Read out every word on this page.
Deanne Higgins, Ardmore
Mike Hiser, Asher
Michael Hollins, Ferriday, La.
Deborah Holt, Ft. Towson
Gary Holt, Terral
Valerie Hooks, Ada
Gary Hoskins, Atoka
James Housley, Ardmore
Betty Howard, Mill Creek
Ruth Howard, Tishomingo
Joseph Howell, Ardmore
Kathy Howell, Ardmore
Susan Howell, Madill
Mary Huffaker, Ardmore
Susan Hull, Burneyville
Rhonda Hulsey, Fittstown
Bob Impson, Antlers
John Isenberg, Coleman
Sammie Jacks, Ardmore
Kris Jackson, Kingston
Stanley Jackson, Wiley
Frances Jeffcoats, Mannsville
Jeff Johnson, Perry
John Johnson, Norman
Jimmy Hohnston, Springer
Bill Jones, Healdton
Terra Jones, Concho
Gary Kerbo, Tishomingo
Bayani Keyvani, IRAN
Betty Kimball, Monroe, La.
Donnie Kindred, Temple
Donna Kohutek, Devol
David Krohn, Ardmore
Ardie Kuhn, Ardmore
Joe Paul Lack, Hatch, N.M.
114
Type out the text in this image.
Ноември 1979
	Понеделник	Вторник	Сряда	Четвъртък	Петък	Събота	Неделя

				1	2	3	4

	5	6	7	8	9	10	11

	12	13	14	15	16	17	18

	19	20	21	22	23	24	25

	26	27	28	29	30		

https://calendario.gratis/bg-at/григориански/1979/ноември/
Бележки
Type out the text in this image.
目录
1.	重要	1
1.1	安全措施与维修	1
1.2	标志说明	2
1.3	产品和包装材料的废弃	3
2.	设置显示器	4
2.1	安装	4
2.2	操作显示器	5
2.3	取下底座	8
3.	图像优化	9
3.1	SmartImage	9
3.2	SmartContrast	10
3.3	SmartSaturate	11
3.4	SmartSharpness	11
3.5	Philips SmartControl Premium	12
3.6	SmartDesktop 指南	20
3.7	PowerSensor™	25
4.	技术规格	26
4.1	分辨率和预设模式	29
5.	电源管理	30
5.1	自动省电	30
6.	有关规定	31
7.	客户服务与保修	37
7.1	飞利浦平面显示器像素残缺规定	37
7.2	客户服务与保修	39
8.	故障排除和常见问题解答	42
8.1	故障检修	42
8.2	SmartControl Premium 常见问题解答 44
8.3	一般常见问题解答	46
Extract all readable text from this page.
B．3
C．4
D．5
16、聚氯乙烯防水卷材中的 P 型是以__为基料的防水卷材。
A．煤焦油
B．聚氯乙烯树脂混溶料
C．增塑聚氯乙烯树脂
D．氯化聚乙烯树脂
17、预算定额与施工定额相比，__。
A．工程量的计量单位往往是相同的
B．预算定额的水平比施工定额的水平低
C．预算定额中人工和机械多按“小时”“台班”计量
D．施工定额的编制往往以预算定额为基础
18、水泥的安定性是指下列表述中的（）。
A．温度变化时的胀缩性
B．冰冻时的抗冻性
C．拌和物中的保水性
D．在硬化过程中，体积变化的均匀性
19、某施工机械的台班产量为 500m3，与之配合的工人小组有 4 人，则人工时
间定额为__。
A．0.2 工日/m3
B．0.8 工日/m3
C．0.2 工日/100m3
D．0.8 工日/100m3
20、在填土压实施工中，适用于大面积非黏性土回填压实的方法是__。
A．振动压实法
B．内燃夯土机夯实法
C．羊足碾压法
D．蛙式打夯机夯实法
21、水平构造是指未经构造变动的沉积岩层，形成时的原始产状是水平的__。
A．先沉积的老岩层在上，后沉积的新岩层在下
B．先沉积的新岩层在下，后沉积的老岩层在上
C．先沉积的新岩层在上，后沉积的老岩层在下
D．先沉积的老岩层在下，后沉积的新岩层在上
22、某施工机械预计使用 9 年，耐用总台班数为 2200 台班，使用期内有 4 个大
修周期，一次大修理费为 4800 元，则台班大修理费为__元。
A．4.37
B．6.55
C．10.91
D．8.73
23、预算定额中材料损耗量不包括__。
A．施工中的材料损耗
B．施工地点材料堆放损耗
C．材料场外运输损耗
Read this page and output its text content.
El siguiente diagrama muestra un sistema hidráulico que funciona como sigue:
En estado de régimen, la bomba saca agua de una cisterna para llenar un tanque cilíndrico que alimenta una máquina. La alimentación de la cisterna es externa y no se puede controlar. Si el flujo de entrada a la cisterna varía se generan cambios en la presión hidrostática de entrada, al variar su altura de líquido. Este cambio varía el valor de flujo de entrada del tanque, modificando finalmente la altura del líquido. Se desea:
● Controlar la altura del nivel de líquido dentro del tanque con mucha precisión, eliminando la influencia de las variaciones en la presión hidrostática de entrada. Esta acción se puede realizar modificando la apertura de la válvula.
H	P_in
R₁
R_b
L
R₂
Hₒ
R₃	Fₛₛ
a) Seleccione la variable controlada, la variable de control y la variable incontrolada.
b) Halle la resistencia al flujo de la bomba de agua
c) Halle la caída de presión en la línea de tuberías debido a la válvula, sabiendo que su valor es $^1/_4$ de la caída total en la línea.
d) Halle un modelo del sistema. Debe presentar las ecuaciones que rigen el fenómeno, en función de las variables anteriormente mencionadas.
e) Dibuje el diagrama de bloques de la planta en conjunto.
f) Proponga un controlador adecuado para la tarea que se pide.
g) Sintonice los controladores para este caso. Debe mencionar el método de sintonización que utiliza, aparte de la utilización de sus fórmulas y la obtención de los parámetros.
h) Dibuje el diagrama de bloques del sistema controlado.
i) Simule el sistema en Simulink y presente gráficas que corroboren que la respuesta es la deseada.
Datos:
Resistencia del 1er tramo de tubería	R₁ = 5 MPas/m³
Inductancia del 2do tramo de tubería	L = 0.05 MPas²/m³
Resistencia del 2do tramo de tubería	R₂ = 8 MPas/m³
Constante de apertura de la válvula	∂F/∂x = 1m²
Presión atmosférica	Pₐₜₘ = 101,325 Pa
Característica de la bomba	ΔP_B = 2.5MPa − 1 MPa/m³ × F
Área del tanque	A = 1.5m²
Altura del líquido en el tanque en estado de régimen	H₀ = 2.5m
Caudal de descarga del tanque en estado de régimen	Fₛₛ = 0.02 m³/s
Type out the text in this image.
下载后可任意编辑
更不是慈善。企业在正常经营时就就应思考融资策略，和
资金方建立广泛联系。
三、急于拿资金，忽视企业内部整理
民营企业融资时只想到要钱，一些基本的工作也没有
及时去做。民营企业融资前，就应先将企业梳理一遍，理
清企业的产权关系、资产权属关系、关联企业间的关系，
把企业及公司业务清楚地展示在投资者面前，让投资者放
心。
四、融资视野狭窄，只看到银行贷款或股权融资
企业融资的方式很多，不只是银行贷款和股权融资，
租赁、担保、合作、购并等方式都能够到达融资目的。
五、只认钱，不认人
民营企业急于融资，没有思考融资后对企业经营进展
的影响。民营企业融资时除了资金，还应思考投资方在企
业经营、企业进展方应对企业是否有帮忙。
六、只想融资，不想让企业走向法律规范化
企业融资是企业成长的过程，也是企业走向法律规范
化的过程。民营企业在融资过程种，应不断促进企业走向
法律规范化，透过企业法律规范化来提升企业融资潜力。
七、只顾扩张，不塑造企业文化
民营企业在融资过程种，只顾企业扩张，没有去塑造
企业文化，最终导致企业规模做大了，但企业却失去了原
######
Quote each line above in full, word for word.

### Exercise response:
Read out every word on this page.
Deanne Higgins, Ardmore
Mike Hiser, Asher
Michael Hollins, Ferriday, La.
Deborah Holt, Ft. Towson
Gary Holt, Terral
Valerie Hooks, Ada
Gary Hoskins, Atoka
James Housley, Ardmore
Betty Howard, Mill Creek
Ruth Howard, Tishomingo
Joseph Howell, Ardmore
Kathy Howell, Ardmore
Susan Howell, Madill
Mary Huffaker, Ardmore
Susan Hull, Burneyville
Rhonda Hulsey, Fittstown
Bob Impson, Antlers
John Isenberg, Coleman
Sammie Jacks, Ardmore
Kris Jackson, Kingston
Stanley Jackson, Wiley
Frances Jeffcoats, Mannsville
Jeff Johnson, Perry
John Johnson, Norman
Jimmy Hohnston, Springer
Bill Jones, Healdton
Terra Jones, Concho
Gary Kerbo, Tishomingo
Bayani Keyvani, IRAN
Betty Kimball, Monroe, La.
Donnie Kindred, Temple
Donna Kohutek, Devol
David Krohn, Ardmore
Ardie Kuhn, Ardmore
Joe Paul Lack, Hatch, N.M.
114
Type out the text in this image.
Ноември 1979
	Понеделник	Вторник	Сряда	Четвъртък	Петък	Събота	Неделя

				1	2	3	4

	5	6	7	8	9	10	11

	12	13	14	15	16	17	18

	19	20	21	22	23	24	25

	26	27	28	29	30		

https://calendario.gratis/bg-at/григориански/1979/ноември/
Бележки
Type out the text in this image.
目录
1.	重要	1
1.1	安全措施与维修	1
1.2	标志说明	2
1.3	产品和包装材料的废弃	3
2.	设置显示器	4
2.1	安装	4
2.2	操作显示器	5
2.3	取下底座	8
3.	图像优化	9
3.1	SmartImage	9
3.2	SmartContrast	10
3.3	SmartSaturate	11
3.4	SmartSharpness	11
3.5	Philips SmartControl Premium	12
3.6	SmartDesktop 指南	20
3.7	PowerSensor™	25
4.	技术规格	26
4.1	分辨率和预设模式	29
5.	电源管理	30
5.1	自动省电	30
6.	有关规定	31
7.	客户服务与保修	37
7.1	飞利浦平面显示器像素残缺规定	37
7.2	客户服务与保修	39
8.	故障排除和常见问题解答	42
8.1	故障检修	42
8.2	SmartControl Premium 常见问题解答 44
8.3	一般常见问题解答	46
Extract all readable text from this page.
B．3
C．4
D．5
16、聚氯乙烯防水卷材中的 P 型是以__为基料的防水卷材。
A．煤焦油
B．聚氯乙烯树脂混溶料
C．增塑聚氯乙烯树脂
D．氯化聚乙烯树脂
17、预算定额与施工定额相比，__。
A．工程量的计量单位往往是相同的
B．预算定额的水平比施工定额的水平低
C．预算定额中人工和机械多按“小时”“台班”计量
D．施工定额的编制往往以预算定额为基础
18、水泥的安定性是指下列表述中的（）。
A．温度变化时的胀缩性
B．冰冻时的抗冻性
C．拌和物中的保水性
D．在硬化过程中，体积变化的均匀性
19、某施工机械的台班产量为 500m3，与之配合的工人小组有 4 人，则人工时
间定额为__。
A．0.2 工日/m3
B．0.8 工日/m3
C．0.2 工日/100m3
D．0.8 工日/100m3
20、在填土压实施工中，适用于大面积非黏性土回填压实的方法是__。
A．振动压实法
B．内燃夯土机夯实法
C．羊足碾压法
D．蛙式打夯机夯实法
21、水平构造是指未经构造变动的沉积岩层，形成时的原始产状是水平的__。
A．先沉积的老岩层在上，后沉积的新岩层在下
B．先沉积的新岩层在下，后沉积的老岩层在上
C．先沉积的新岩层在上，后沉积的老岩层在下
D．先沉积的老岩层在下，后沉积的新岩层在上
22、某施工机械预计使用 9 年，耐用总台班数为 2200 台班，使用期内有 4 个大
修周期，一次大修理费为 4800 元，则台班大修理费为__元。
A．4.37
B．6.55
C．10.91
D．8.73
23、预算定额中材料损耗量不包括__。
A．施工中的材料损耗
B．施工地点材料堆放损耗
C．材料场外运输损耗
Read this page and output its text content.
El siguiente diagrama muestra un sistema hidráulico que funciona como sigue:
En estado de régimen, la bomba saca agua de una cisterna para llenar un tanque cilíndrico que alimenta una máquina. La alimentación de la cisterna es externa y no se puede controlar. Si el flujo de entrada a la cisterna varía se generan cambios en la presión hidrostática de entrada, al variar su altura de líquido. Este cambio varía el valor de flujo de entrada del tanque, modificando finalmente la altura del líquido. Se desea:
● Controlar la altura del nivel de líquido dentro del tanque con mucha precisión, eliminando la influencia de las variaciones en la presión hidrostática de entrada. Esta acción se puede realizar modificando la apertura de la válvula.
H	P_in
R₁
R_b
L
R₂
Hₒ
R₃	Fₛₛ
a) Seleccione la variable controlada, la variable de control y la variable incontrolada.
b) Halle la resistencia al flujo de la bomba de agua
c) Halle la caída de presión en la línea de tuberías debido a la válvula, sabiendo que su valor es $^1/_4$ de la caída total en la línea.
d) Halle un modelo del sistema. Debe presentar las ecuaciones que rigen el fenómeno, en función de las variables anteriormente mencionadas.
e) Dibuje el diagrama de bloques de la planta en conjunto.
f) Proponga un controlador adecuado para la tarea que se pide.
g) Sintonice los controladores para este caso. Debe mencionar el método de sintonización que utiliza, aparte de la utilización de sus fórmulas y la obtención de los parámetros.
h) Dibuje el diagrama de bloques del sistema controlado.
i) Simule el sistema en Simulink y presente gráficas que corroboren que la respuesta es la deseada.
Datos:
Resistencia del 1er tramo de tubería	R₁ = 5 MPas/m³
Inductancia del 2do tramo de tubería	L = 0.05 MPas²/m³
Resistencia del 2do tramo de tubería	R₂ = 8 MPas/m³
Constante de apertura de la válvula	∂F/∂x = 1m²
Presión atmosférica	Pₐₜₘ = 101,325 Pa
Característica de la bomba	ΔP_B = 2.5MPa − 1 MPa/m³ × F
Área del tanque	A = 1.5m²
Altura del líquido en el tanque en estado de régimen	H₀ = 2.5m
Caudal de descarga del tanque en estado de régimen	Fₛₛ = 0.02 m³/s
Type out the text in this image.
下载后可任意编辑
更不是慈善。企业在正常经营时就就应思考融资策略，和
资金方建立广泛联系。
三、急于拿资金，忽视企业内部整理
民营企业融资时只想到要钱，一些基本的工作也没有
及时去做。民营企业融资前，就应先将企业梳理一遍，理
清企业的产权关系、资产权属关系、关联企业间的关系，
把企业及公司业务清楚地展示在投资者面前，让投资者放
心。
四、融资视野狭窄，只看到银行贷款或股权融资
企业融资的方式很多，不只是银行贷款和股权融资，
租赁、担保、合作、购并等方式都能够到达融资目的。
五、只认钱，不认人
民营企业急于融资，没有思考融资后对企业经营进展
的影响。民营企业融资时除了资金，还应思考投资方在企
业经营、企业进展方应对企业是否有帮忙。
六、只想融资，不想让企业走向法律规范化
企业融资是企业成长的过程，也是企业走向法律规范
化的过程。民营企业在融资过程种，应不断促进企业走向
法律规范化，透过企业法律规范化来提升企业融资潜力。
七、只顾扩张，不塑造企业文化
民营企业在融资过程种，只顾企业扩张，没有去塑造
企业文化，最终导致企业规模做大了，但企业却失去了原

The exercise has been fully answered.